Dataset extract —
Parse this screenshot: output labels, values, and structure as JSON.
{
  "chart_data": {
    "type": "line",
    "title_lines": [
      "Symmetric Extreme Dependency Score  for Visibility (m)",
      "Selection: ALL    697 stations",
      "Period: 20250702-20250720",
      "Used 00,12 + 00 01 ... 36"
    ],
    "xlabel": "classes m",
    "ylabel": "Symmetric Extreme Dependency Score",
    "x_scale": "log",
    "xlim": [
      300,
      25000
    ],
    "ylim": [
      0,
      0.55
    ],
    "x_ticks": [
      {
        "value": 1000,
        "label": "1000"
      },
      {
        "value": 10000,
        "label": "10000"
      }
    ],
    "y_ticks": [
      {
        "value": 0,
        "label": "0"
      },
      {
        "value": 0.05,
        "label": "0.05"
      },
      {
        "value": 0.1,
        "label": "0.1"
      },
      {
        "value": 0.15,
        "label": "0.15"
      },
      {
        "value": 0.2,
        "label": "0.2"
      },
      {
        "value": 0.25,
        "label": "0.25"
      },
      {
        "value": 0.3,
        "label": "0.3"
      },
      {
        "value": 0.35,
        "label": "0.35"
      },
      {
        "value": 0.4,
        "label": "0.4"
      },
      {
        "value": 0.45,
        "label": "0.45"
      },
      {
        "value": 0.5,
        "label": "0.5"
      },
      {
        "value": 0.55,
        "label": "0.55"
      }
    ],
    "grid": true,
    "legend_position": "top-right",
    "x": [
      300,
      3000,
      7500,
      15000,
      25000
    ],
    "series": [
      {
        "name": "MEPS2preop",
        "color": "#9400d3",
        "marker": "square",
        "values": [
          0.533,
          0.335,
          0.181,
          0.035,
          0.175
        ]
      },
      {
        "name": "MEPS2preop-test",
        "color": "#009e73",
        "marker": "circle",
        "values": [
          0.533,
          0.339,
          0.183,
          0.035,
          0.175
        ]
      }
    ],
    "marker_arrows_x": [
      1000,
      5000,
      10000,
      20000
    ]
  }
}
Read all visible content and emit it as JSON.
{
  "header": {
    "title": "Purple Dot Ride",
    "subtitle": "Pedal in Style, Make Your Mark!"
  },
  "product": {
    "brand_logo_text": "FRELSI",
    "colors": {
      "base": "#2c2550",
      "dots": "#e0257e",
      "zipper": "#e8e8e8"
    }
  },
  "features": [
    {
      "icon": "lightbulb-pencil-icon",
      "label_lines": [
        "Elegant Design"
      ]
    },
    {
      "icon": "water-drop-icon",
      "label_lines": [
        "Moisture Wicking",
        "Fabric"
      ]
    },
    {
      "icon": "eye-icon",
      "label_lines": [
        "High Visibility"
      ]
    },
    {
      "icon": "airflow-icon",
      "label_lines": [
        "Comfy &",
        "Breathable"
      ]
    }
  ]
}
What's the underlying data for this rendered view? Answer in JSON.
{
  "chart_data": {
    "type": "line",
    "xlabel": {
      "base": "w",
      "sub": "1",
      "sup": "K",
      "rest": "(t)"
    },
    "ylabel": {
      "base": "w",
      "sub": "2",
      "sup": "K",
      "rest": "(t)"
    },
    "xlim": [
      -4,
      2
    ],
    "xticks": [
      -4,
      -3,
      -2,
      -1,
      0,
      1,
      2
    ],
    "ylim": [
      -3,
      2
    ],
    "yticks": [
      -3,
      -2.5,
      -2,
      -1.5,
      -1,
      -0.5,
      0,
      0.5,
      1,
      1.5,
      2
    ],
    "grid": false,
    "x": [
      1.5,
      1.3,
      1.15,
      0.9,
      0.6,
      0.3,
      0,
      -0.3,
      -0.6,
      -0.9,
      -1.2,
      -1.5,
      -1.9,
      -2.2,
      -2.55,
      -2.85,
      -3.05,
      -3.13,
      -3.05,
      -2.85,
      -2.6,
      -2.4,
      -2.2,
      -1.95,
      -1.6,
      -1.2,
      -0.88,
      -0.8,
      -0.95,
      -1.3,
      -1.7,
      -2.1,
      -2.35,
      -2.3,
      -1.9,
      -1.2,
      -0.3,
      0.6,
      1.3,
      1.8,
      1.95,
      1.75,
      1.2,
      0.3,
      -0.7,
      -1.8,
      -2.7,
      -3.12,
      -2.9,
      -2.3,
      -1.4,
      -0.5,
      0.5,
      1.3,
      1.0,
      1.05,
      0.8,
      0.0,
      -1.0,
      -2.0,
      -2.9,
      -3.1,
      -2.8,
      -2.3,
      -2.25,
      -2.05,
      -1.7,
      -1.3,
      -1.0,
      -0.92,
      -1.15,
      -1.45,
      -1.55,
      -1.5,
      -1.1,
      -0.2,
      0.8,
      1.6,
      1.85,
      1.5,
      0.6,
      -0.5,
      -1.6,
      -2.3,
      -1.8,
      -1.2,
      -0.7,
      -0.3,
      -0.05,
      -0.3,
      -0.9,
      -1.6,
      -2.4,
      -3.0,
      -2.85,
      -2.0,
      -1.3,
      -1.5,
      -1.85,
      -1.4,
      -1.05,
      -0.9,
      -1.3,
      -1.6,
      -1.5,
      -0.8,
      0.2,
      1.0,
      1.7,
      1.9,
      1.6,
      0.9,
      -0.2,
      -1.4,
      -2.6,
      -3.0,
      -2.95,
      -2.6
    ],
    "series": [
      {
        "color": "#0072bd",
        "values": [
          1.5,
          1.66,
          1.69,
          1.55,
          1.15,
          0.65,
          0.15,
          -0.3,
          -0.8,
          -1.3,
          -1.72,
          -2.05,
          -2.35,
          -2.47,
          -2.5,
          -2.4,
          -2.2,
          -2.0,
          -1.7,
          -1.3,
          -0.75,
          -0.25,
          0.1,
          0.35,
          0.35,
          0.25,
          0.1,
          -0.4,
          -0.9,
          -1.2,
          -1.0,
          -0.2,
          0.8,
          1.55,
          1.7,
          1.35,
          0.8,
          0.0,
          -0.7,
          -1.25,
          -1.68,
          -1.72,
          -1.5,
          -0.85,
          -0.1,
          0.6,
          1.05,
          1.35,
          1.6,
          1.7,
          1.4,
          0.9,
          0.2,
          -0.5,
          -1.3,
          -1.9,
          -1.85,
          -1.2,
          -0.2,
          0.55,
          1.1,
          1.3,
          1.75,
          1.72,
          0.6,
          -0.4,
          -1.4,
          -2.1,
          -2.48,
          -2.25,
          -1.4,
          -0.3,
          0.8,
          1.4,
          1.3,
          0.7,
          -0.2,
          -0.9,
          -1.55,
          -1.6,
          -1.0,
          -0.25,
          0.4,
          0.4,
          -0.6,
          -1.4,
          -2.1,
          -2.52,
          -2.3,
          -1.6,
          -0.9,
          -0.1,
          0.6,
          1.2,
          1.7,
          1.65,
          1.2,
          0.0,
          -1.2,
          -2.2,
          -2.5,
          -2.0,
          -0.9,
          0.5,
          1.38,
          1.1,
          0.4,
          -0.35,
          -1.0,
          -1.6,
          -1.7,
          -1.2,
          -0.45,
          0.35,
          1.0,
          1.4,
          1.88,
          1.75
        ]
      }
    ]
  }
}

Short task — Your task is to repeat each line of the material exactly.

Response below —
Parse this screenshot: output labels, values, and structure as JSON.
{
  "chart_data": {
    "type": "line",
    "title_lines": [
      "Symmetric Extreme Dependency Score  for Visibility (m)",
      "Selection: ALL    697 stations",
      "Period: 20250702-20250720",
      "Used 00,12 + 00 01 ... 36"
    ],
    "xlabel": "classes m",
    "ylabel": "Symmetric Extreme Dependency Score",
    "x_scale": "log",
    "xlim": [
      300,
      25000
    ],
    "ylim": [
      0,
      0.55
    ],
    "x_ticks": [
      {
        "value": 1000,
        "label": "1000"
      },
      {
        "value": 10000,
        "label": "10000"
      }
    ],
    "y_ticks": [
      {
        "value": 0,
        "label": "0"
      },
      {
        "value": 0.05,
        "label": "0.05"
      },
      {
        "value": 0.1,
        "label": "0.1"
      },
      {
        "value": 0.15,
        "label": "0.15"
      },
      {
        "value": 0.2,
        "label": "0.2"
      },
      {
        "value": 0.25,
        "label": "0.25"
      },
      {
        "value": 0.3,
        "label": "0.3"
      },
      {
        "value": 0.35,
        "label": "0.35"
      },
      {
        "value": 0.4,
        "label": "0.4"
      },
      {
        "value": 0.45,
        "label": "0.45"
      },
      {
        "value": 0.5,
        "label": "0.5"
      },
      {
        "value": 0.55,
        "label": "0.55"
      }
    ],
    "grid": true,
    "legend_position": "top-right",
    "x": [
      300,
      3000,
      7500,
      15000,
      25000
    ],
    "series": [
      {
        "name": "MEPS2preop",
        "color": "#9400d3",
        "marker": "square",
        "values": [
          0.533,
          0.335,
          0.181,
          0.035,
          0.175
        ]
      },
      {
        "name": "MEPS2preop-test",
        "color": "#009e73",
        "marker": "circle",
        "values": [
          0.533,
          0.339,
          0.183,
          0.035,
          0.175
        ]
      }
    ],
    "marker_arrows_x": [
      1000,
      5000,
      10000,
      20000
    ]
  }
}
Read all visible content and emit it as JSON.
{
  "header": {
    "title": "Purple Dot Ride",
    "subtitle": "Pedal in Style, Make Your Mark!"
  },
  "product": {
    "brand_logo_text": "FRELSI",
    "colors": {
      "base": "#2c2550",
      "dots": "#e0257e",
      "zipper": "#e8e8e8"
    }
  },
  "features": [
    {
      "icon": "lightbulb-pencil-icon",
      "label_lines": [
        "Elegant Design"
      ]
    },
    {
      "icon": "water-drop-icon",
      "label_lines": [
        "Moisture Wicking",
        "Fabric"
      ]
    },
    {
      "icon": "eye-icon",
      "label_lines": [
        "High Visibility"
      ]
    },
    {
      "icon": "airflow-icon",
      "label_lines": [
        "Comfy &",
        "Breathable"
      ]
    }
  ]
}
What's the underlying data for this rendered view? Answer in JSON.
{
  "chart_data": {
    "type": "line",
    "xlabel": {
      "base": "w",
      "sub": "1",
      "sup": "K",
      "rest": "(t)"
    },
    "ylabel": {
      "base": "w",
      "sub": "2",
      "sup": "K",
      "rest": "(t)"
    },
    "xlim": [
      -4,
      2
    ],
    "xticks": [
      -4,
      -3,
      -2,
      -1,
      0,
      1,
      2
    ],
    "ylim": [
      -3,
      2
    ],
    "yticks": [
      -3,
      -2.5,
      -2,
      -1.5,
      -1,
      -0.5,
      0,
      0.5,
      1,
      1.5,
      2
    ],
    "grid": false,
    "x": [
      1.5,
      1.3,
      1.15,
      0.9,
      0.6,
      0.3,
      0,
      -0.3,
      -0.6,
      -0.9,
      -1.2,
      -1.5,
      -1.9,
      -2.2,
      -2.55,
      -2.85,
      -3.05,
      -3.13,
      -3.05,
      -2.85,
      -2.6,
      -2.4,
      -2.2,
      -1.95,
      -1.6,
      -1.2,
      -0.88,
      -0.8,
      -0.95,
      -1.3,
      -1.7,
      -2.1,
      -2.35,
      -2.3,
      -1.9,
      -1.2,
      -0.3,
      0.6,
      1.3,
      1.8,
      1.95,
      1.75,
      1.2,
      0.3,
      -0.7,
      -1.8,
      -2.7,
      -3.12,
      -2.9,
      -2.3,
      -1.4,
      -0.5,
      0.5,
      1.3,
      1.0,
      1.05,
      0.8,
      0.0,
      -1.0,
      -2.0,
      -2.9,
      -3.1,
      -2.8,
      -2.3,
      -2.25,
      -2.05,
      -1.7,
      -1.3,
      -1.0,
      -0.92,
      -1.15,
      -1.45,
      -1.55,
      -1.5,
      -1.1,
      -0.2,
      0.8,
      1.6,
      1.85,
      1.5,
      0.6,
      -0.5,
      -1.6,
      -2.3,
      -1.8,
      -1.2,
      -0.7,
      -0.3,
      -0.05,
      -0.3,
      -0.9,
      -1.6,
      -2.4,
      -3.0,
      -2.85,
      -2.0,
      -1.3,
      -1.5,
      -1.85,
      -1.4,
      -1.05,
      -0.9,
      -1.3,
      -1.6,
      -1.5,
      -0.8,
      0.2,
      1.0,
      1.7,
      1.9,
      1.6,
      0.9,
      -0.2,
      -1.4,
      -2.6,
      -3.0,
      -2.95,
      -2.6
    ],
    "series": [
      {
        "color": "#0072bd",
        "values": [
          1.5,
          1.66,
          1.69,
          1.55,
          1.15,
          0.65,
          0.15,
          -0.3,
          -0.8,
          -1.3,
          -1.72,
          -2.05,
          -2.35,
          -2.47,
          -2.5,
          -2.4,
          -2.2,
          -2.0,
          -1.7,
          -1.3,
          -0.75,
          -0.25,
          0.1,
          0.35,
          0.35,
          0.25,
          0.1,
          -0.4,
          -0.9,
          -1.2,
          -1.0,
          -0.2,
          0.8,
          1.55,
          1.7,
          1.35,
          0.8,
          0.0,
          -0.7,
          -1.25,
          -1.68,
          -1.72,
          -1.5,
          -0.85,
          -0.1,
          0.6,
          1.05,
          1.35,
          1.6,
          1.7,
          1.4,
          0.9,
          0.2,
          -0.5,
          -1.3,
          -1.9,
          -1.85,
          -1.2,
          -0.2,
          0.55,
          1.1,
          1.3,
          1.75,
          1.72,
          0.6,
          -0.4,
          -1.4,
          -2.1,
          -2.48,
          -2.25,
          -1.4,
          -0.3,
          0.8,
          1.4,
          1.3,
          0.7,
          -0.2,
          -0.9,
          -1.55,
          -1.6,
          -1.0,
          -0.25,
          0.4,
          0.4,
          -0.6,
          -1.4,
          -2.1,
          -2.52,
          -2.3,
          -1.6,
          -0.9,
          -0.1,
          0.6,
          1.2,
          1.7,
          1.65,
          1.2,
          0.0,
          -1.2,
          -2.2,
          -2.5,
          -2.0,
          -0.9,
          0.5,
          1.38,
          1.1,
          0.4,
          -0.35,
          -1.0,
          -1.6,
          -1.7,
          -1.2,
          -0.45,
          0.35,
          1.0,
          1.4,
          1.88,
          1.75
        ]
      }
    ]
  }
}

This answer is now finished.